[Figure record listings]
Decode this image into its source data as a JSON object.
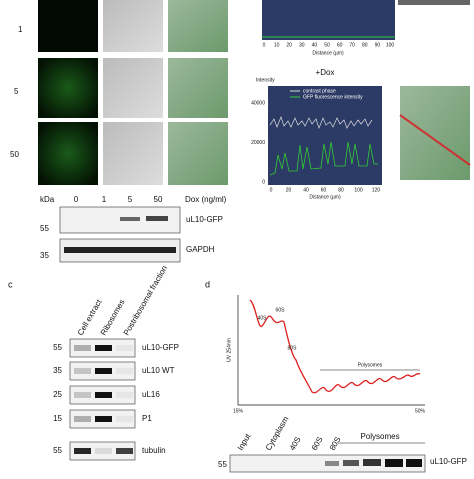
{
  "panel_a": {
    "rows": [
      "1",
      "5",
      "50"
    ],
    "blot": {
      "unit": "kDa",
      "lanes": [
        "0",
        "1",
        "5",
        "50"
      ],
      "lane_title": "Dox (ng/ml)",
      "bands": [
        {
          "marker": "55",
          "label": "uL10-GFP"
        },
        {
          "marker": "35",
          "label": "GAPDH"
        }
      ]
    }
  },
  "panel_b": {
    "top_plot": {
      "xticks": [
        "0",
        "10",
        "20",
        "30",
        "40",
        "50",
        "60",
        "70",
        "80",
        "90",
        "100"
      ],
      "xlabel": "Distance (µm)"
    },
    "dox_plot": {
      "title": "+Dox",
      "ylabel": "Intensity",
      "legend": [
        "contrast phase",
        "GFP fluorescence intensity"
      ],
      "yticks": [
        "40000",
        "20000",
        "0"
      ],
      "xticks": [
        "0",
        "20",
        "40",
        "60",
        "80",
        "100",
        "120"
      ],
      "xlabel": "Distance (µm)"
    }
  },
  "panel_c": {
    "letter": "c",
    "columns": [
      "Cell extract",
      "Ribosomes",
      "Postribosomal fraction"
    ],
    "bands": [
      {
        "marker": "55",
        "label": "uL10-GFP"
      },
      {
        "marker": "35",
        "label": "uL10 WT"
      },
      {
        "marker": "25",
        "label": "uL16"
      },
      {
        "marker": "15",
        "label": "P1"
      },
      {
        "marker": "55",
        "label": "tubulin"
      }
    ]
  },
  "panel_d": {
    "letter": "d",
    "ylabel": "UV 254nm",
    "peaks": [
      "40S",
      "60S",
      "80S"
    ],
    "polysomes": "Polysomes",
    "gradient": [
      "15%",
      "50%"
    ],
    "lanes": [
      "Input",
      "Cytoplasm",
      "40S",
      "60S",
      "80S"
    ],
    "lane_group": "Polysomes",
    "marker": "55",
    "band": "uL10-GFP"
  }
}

---

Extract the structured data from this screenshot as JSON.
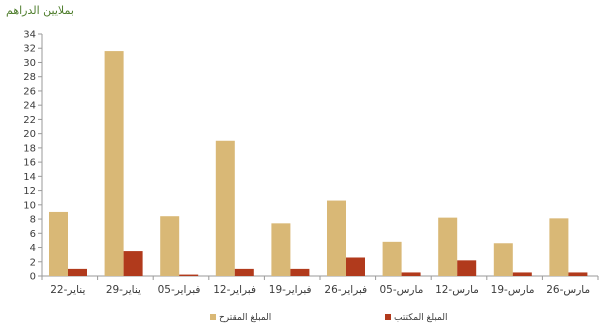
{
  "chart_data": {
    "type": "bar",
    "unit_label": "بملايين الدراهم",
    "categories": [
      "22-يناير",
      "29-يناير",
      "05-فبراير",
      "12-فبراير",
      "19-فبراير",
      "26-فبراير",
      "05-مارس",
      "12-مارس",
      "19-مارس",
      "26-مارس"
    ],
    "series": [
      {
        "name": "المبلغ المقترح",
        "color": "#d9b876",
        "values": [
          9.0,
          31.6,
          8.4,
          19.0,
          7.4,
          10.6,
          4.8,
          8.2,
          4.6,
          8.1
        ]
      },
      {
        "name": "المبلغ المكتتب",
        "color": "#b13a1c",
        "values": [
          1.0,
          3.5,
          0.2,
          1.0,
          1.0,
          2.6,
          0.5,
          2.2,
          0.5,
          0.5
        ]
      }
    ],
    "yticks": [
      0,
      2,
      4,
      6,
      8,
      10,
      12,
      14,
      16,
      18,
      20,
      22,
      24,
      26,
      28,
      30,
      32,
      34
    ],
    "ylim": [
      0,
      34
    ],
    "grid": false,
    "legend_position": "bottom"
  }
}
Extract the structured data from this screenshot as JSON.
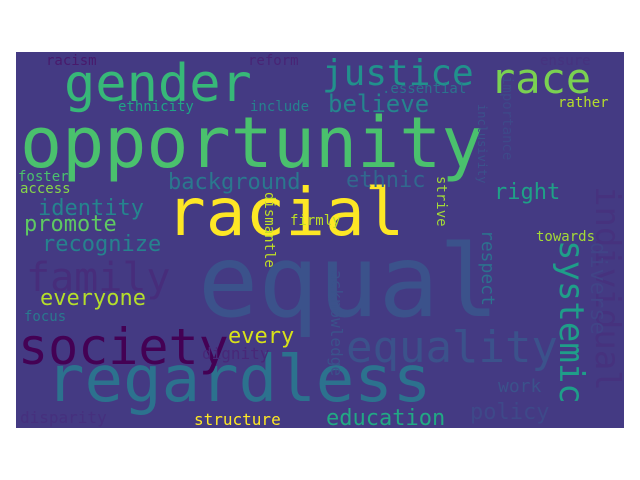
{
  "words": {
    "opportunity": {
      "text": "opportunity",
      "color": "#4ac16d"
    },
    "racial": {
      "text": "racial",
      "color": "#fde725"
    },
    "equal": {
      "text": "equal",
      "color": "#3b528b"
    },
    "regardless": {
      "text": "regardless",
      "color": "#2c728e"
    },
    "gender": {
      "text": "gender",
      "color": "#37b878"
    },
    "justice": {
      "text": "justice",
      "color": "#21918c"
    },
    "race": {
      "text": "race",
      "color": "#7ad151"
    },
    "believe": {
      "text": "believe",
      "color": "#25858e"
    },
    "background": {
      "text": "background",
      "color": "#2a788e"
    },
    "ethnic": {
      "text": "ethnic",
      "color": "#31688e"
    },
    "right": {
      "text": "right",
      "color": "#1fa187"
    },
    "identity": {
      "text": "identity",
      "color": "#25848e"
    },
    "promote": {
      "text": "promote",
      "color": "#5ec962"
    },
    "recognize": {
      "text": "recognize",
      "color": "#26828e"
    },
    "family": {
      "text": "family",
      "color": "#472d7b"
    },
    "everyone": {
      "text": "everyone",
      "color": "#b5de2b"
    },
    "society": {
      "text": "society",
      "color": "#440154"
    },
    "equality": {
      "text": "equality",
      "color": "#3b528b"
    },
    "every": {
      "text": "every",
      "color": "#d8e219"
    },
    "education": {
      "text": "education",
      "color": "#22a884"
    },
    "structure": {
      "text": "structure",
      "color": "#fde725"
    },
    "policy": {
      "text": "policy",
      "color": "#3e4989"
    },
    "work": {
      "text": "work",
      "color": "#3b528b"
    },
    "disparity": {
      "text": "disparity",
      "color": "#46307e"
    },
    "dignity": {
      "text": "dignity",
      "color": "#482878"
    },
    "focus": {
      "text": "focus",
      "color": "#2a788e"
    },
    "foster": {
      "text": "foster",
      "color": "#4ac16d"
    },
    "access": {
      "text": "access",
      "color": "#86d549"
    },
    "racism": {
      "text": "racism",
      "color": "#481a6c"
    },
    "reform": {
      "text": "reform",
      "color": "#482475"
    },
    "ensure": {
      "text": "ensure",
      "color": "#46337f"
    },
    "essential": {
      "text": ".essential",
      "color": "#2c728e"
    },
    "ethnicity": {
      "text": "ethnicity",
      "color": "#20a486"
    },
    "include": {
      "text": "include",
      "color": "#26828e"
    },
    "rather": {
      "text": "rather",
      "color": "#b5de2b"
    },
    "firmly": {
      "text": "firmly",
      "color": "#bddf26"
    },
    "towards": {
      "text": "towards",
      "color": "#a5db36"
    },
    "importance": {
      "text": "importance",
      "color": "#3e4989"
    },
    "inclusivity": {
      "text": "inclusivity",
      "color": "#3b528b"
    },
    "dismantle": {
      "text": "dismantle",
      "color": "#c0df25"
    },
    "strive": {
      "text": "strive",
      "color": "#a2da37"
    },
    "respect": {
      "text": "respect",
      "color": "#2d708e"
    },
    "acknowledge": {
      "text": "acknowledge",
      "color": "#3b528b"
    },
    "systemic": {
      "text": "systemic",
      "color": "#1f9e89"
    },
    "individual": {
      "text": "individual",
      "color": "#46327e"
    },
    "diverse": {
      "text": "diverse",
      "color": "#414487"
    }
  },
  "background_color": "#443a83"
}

## EXERCISE REQUIREMENTS
Only lines with "name" are wanted here; list each of them.

## ANSWER TO THE TASK
        "name": "المبلغ المقترح",
        "name": "المبلغ المكتتب",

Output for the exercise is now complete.